▶ Provided entries
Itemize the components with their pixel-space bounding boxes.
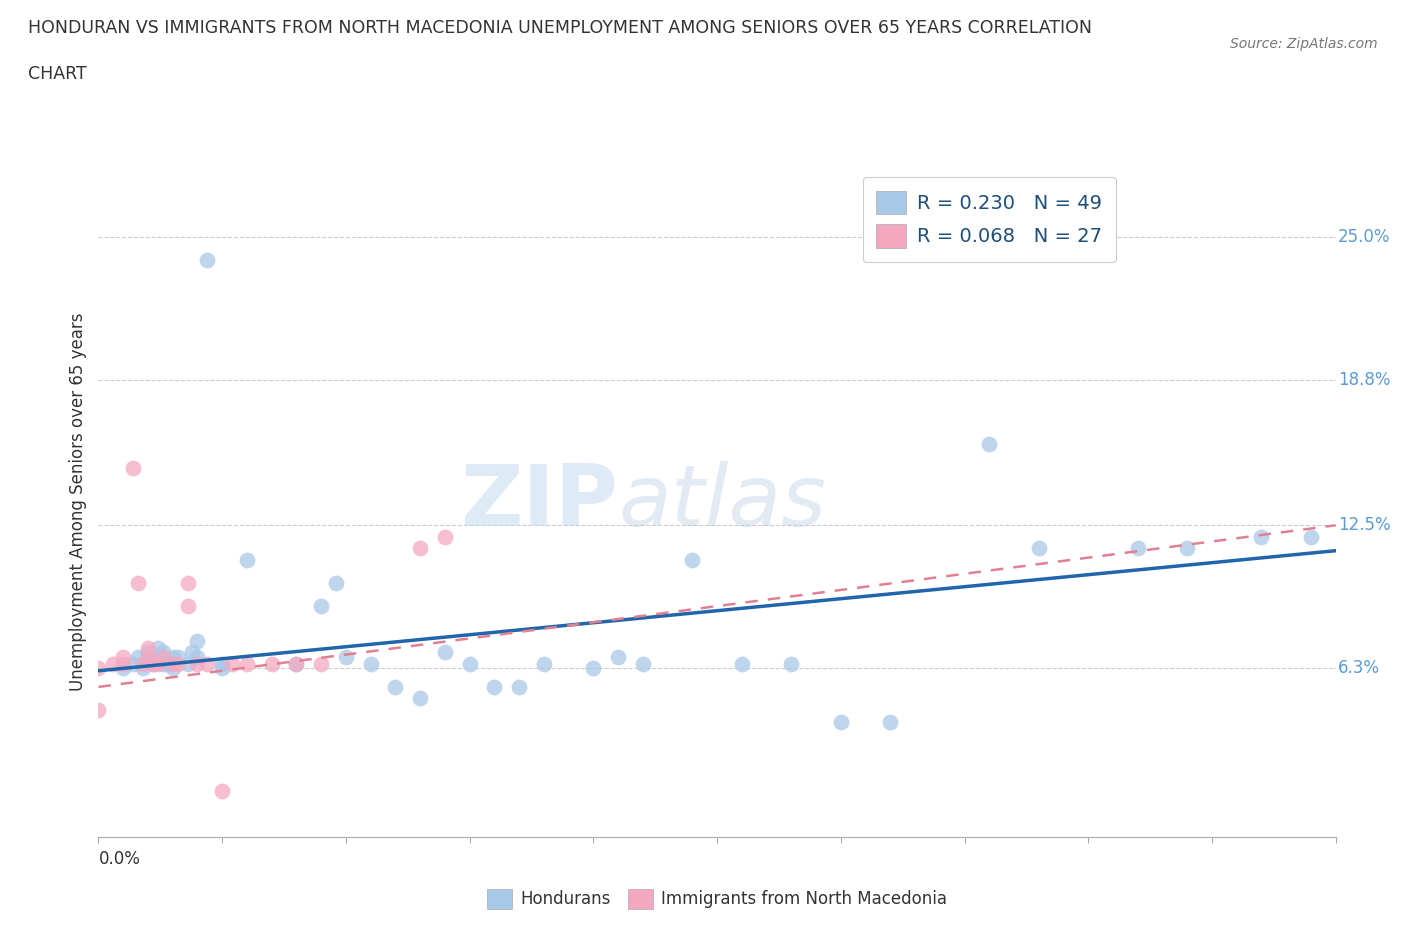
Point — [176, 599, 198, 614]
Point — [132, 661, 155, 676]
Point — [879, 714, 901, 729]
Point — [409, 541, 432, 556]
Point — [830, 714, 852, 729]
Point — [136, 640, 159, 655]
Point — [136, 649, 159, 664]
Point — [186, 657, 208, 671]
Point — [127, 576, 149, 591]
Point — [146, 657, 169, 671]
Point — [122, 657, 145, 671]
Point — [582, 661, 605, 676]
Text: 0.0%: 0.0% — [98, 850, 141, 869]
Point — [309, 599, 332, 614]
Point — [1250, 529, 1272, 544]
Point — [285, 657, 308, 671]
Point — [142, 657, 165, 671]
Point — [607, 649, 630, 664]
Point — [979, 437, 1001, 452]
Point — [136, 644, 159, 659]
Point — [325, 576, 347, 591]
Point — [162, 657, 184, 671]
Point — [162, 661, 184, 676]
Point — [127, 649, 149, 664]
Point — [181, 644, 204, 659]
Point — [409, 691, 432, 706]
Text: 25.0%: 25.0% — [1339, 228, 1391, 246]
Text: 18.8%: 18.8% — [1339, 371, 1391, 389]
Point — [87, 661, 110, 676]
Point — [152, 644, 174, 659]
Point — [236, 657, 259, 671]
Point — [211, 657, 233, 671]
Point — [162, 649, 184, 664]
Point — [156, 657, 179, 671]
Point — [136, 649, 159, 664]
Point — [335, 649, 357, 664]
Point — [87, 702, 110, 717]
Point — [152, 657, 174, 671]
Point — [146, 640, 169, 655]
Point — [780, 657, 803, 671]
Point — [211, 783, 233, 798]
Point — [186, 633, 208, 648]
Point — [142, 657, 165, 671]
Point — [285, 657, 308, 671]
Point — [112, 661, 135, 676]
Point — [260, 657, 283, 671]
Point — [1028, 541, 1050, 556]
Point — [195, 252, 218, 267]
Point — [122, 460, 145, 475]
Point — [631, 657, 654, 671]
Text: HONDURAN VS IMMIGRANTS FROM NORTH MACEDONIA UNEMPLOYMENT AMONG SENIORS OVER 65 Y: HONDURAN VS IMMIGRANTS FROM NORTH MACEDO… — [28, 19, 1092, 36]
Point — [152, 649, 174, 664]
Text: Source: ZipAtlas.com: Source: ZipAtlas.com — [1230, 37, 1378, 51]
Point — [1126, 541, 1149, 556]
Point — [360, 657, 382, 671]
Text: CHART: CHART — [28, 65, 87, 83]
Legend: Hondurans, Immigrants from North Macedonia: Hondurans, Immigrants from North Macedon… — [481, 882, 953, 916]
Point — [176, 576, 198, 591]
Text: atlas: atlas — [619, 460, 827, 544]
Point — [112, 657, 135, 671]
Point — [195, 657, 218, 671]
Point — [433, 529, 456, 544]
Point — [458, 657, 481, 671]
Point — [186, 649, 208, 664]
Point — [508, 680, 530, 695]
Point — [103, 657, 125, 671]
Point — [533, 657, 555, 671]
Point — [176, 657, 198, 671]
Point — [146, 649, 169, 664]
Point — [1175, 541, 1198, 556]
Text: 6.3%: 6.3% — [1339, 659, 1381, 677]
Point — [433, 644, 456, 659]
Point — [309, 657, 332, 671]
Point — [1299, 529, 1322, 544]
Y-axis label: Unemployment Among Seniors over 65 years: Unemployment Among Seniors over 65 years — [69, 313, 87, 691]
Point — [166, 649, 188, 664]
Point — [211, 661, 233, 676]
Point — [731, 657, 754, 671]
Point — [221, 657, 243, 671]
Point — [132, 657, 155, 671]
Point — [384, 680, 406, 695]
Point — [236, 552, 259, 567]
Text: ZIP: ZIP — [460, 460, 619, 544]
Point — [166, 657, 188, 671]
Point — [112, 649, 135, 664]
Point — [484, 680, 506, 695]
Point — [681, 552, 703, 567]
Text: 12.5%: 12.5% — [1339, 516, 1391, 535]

▶ Directive
Reproduce the material word for word, starting at the line that contains "Point — [176, 599, 198, 614]" and continuing down to the line that contains "Point — [162, 657, 184, 671]", with both of those lines included.

▶ Full answer
Point — [176, 599, 198, 614]
Point — [132, 661, 155, 676]
Point — [879, 714, 901, 729]
Point — [409, 541, 432, 556]
Point — [830, 714, 852, 729]
Point — [136, 640, 159, 655]
Point — [136, 649, 159, 664]
Point — [186, 657, 208, 671]
Point — [127, 576, 149, 591]
Point — [146, 657, 169, 671]
Point — [122, 657, 145, 671]
Point — [582, 661, 605, 676]
Text: 0.0%: 0.0% — [98, 850, 141, 869]
Point — [309, 599, 332, 614]
Point — [1250, 529, 1272, 544]
Point — [285, 657, 308, 671]
Point — [142, 657, 165, 671]
Point — [607, 649, 630, 664]
Point — [979, 437, 1001, 452]
Point — [136, 644, 159, 659]
Point — [325, 576, 347, 591]
Point — [162, 657, 184, 671]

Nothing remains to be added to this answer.